#### Data shown ####
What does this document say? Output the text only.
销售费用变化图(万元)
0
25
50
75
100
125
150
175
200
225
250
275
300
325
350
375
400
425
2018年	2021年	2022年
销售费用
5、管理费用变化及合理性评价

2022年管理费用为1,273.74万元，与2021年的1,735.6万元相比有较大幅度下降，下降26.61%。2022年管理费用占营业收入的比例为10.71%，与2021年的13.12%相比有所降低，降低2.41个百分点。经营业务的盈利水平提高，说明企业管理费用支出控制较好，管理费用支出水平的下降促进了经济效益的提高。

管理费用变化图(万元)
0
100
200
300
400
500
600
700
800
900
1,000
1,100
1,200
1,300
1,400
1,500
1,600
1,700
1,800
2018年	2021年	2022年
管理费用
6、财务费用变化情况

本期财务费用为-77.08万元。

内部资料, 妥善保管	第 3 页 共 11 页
####
(Exercise prompt): Output each entry precisely as given.

(Solution to the problem):
What does this document say? Output the text only.
销售费用变化图(万元)
0
25
50
75
100
125
150
175
200
225
250
275
300
325
350
375
400
425
2018年	2021年	2022年
销售费用
5、管理费用变化及合理性评价

2022年管理费用为1,273.74万元，与2021年的1,735.6万元相比有较大幅度下降，下降26.61%。2022年管理费用占营业收入的比例为10.71%，与2021年的13.12%相比有所降低，降低2.41个百分点。经营业务的盈利水平提高，说明企业管理费用支出控制较好，管理费用支出水平的下降促进了经济效益的提高。

管理费用变化图(万元)
0
100
200
300
400
500
600
700
800
900
1,000
1,100
1,200
1,300
1,400
1,500
1,600
1,700
1,800
2018年	2021年	2022年
管理费用
6、财务费用变化情况

本期财务费用为-77.08万元。

内部资料, 妥善保管	第 3 页 共 11 页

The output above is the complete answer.